◆ Aim of the task: Every line in the listing is to be echoed verbatim.

##### Raw data #####

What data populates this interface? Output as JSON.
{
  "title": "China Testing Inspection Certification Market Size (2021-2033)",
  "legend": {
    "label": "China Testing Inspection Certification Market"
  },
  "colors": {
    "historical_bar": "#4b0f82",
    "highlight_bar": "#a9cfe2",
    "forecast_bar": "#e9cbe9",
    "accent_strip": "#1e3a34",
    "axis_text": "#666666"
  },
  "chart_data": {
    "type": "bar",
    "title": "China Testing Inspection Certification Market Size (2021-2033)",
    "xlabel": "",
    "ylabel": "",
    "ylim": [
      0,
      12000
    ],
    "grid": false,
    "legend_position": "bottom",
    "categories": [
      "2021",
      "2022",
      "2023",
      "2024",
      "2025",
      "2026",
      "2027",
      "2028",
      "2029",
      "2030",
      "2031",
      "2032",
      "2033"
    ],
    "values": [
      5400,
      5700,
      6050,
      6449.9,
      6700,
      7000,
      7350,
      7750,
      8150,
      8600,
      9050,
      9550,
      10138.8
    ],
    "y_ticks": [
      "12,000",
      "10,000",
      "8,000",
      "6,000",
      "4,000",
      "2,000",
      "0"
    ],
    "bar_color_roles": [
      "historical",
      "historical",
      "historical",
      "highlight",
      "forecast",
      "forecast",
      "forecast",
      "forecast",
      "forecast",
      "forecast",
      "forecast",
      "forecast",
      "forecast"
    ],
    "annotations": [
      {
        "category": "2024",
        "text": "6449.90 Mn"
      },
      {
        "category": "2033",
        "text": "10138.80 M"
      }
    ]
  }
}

#####

◆ Solution to this exercise:
What data populates this interface? Output as JSON.
{
  "title": "China Testing Inspection Certification Market Size (2021-2033)",
  "legend": {
    "label": "China Testing Inspection Certification Market"
  },
  "colors": {
    "historical_bar": "#4b0f82",
    "highlight_bar": "#a9cfe2",
    "forecast_bar": "#e9cbe9",
    "accent_strip": "#1e3a34",
    "axis_text": "#666666"
  },
  "chart_data": {
    "type": "bar",
    "title": "China Testing Inspection Certification Market Size (2021-2033)",
    "xlabel": "",
    "ylabel": "",
    "ylim": [
      0,
      12000
    ],
    "grid": false,
    "legend_position": "bottom",
    "categories": [
      "2021",
      "2022",
      "2023",
      "2024",
      "2025",
      "2026",
      "2027",
      "2028",
      "2029",
      "2030",
      "2031",
      "2032",
      "2033"
    ],
    "values": [
      5400,
      5700,
      6050,
      6449.9,
      6700,
      7000,
      7350,
      7750,
      8150,
      8600,
      9050,
      9550,
      10138.8
    ],
    "y_ticks": [
      "12,000",
      "10,000",
      "8,000",
      "6,000",
      "4,000",
      "2,000",
      "0"
    ],
    "bar_color_roles": [
      "historical",
      "historical",
      "historical",
      "highlight",
      "forecast",
      "forecast",
      "forecast",
      "forecast",
      "forecast",
      "forecast",
      "forecast",
      "forecast",
      "forecast"
    ],
    "annotations": [
      {
        "category": "2024",
        "text": "6449.90 Mn"
      },
      {
        "category": "2033",
        "text": "10138.80 M"
      }
    ]
  }
}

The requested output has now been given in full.